• WORK TO COMPLETE: Gather up all lines that carry the word "THÁNG".

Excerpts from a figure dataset

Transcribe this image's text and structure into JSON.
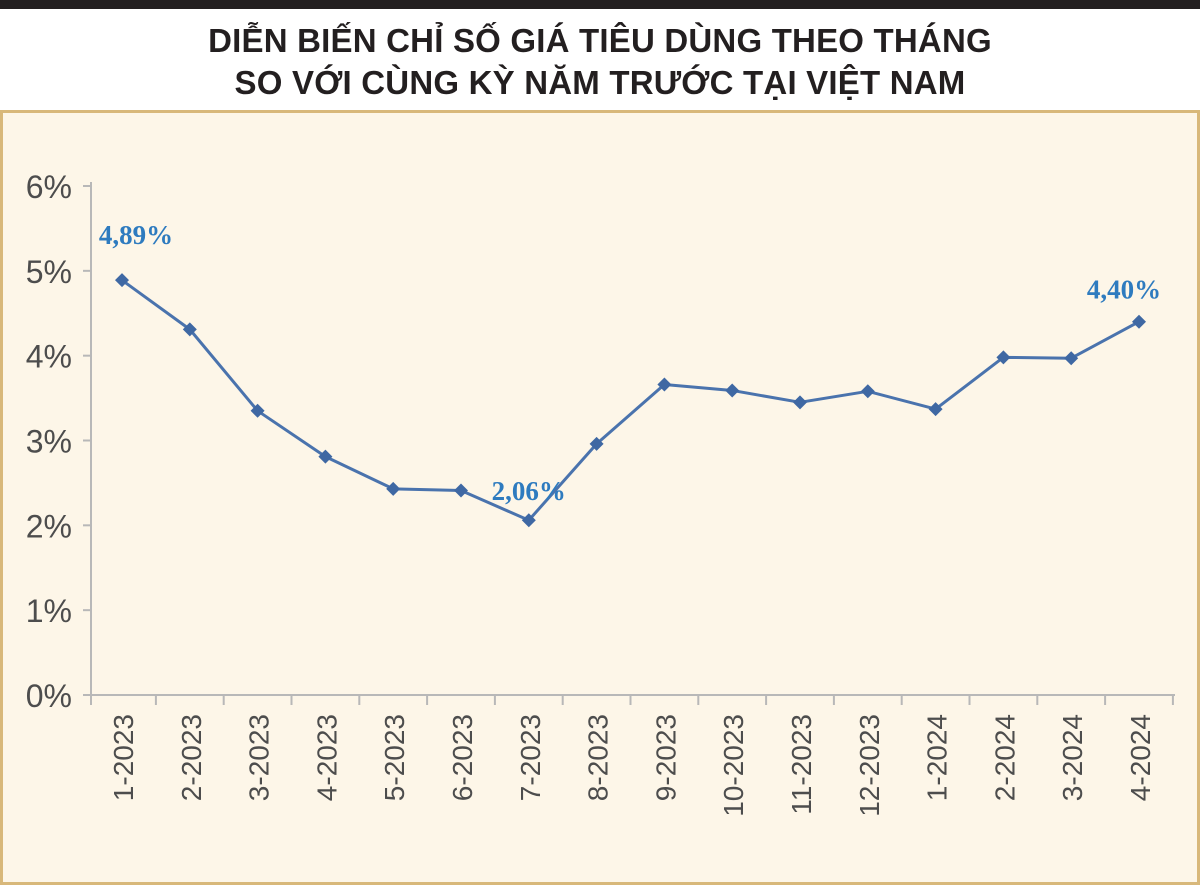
{
  "title": {
    "line1": "DIỄN BIẾN CHỈ SỐ GIÁ TIÊU DÙNG THEO THÁNG",
    "line2": "SO VỚI CÙNG KỲ NĂM TRƯỚC TẠI VIỆT NAM"
  },
  "colors": {
    "line": "#4a73ad",
    "marker": "#3f68a3",
    "annotation": "#2e7bbf",
    "axis": "#b8b8b8",
    "tick_text": "#4d4d4d",
    "panel_bg": "#fdf6e8",
    "panel_border": "#d8b87a"
  },
  "chart_data": {
    "type": "line",
    "title": "DIỄN BIẾN CHỈ SỐ GIÁ TIÊU DÙNG THEO THÁNG SO VỚI CÙNG KỲ NĂM TRƯỚC TẠI VIỆT NAM",
    "xlabel": "",
    "ylabel": "",
    "categories": [
      "1-2023",
      "2-2023",
      "3-2023",
      "4-2023",
      "5-2023",
      "6-2023",
      "7-2023",
      "8-2023",
      "9-2023",
      "10-2023",
      "11-2023",
      "12-2023",
      "1-2024",
      "2-2024",
      "3-2024",
      "4-2024"
    ],
    "series": [
      {
        "values": [
          4.89,
          4.31,
          3.35,
          2.81,
          2.43,
          2.41,
          2.06,
          2.96,
          3.66,
          3.59,
          3.45,
          3.58,
          3.37,
          3.98,
          3.97,
          4.4
        ]
      }
    ],
    "y_ticks": [
      "0%",
      "1%",
      "2%",
      "3%",
      "4%",
      "5%",
      "6%"
    ],
    "ylim": [
      0,
      6
    ],
    "grid": false,
    "legend": "none",
    "annotations": [
      {
        "index": 0,
        "text": "4,89%"
      },
      {
        "index": 6,
        "text": "2,06%"
      },
      {
        "index": 15,
        "text": "4,40%"
      }
    ]
  }
}
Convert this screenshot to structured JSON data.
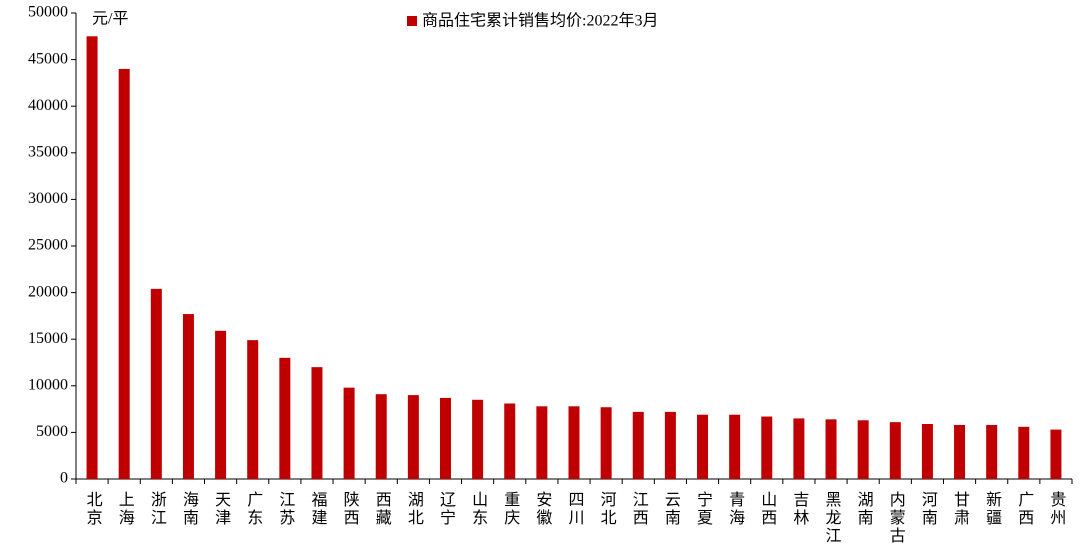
{
  "chart_data": {
    "type": "bar",
    "unit_label": "元/平",
    "categories": [
      "北京",
      "上海",
      "浙江",
      "海南",
      "天津",
      "广东",
      "江苏",
      "福建",
      "陕西",
      "西藏",
      "湖北",
      "辽宁",
      "山东",
      "重庆",
      "安徽",
      "四川",
      "河北",
      "江西",
      "云南",
      "宁夏",
      "青海",
      "山西",
      "吉林",
      "黑龙江",
      "湖南",
      "内蒙古",
      "河南",
      "甘肃",
      "新疆",
      "广西",
      "贵州"
    ],
    "series": [
      {
        "name": "商品住宅累计销售均价:2022年3月",
        "color": "#c00000",
        "values": [
          47500,
          44000,
          20400,
          17700,
          15900,
          14900,
          13000,
          12000,
          9800,
          9100,
          9000,
          8700,
          8500,
          8100,
          7800,
          7800,
          7700,
          7200,
          7200,
          6900,
          6900,
          6700,
          6500,
          6400,
          6300,
          6100,
          5900,
          5800,
          5800,
          5600,
          5300
        ]
      }
    ],
    "ylim": [
      0,
      50000
    ],
    "yticks": [
      0,
      5000,
      10000,
      15000,
      20000,
      25000,
      30000,
      35000,
      40000,
      45000,
      50000
    ],
    "legend": "top"
  }
}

• EXERCISE OUTPUT:
    "line1": "DIỄN BIẾN CHỈ SỐ GIÁ TIÊU DÙNG THEO THÁNG",
    "title": "DIỄN BIẾN CHỈ SỐ GIÁ TIÊU DÙNG THEO THÁNG SO VỚI CÙNG KỲ NĂM TRƯỚC TẠI VIỆT NAM",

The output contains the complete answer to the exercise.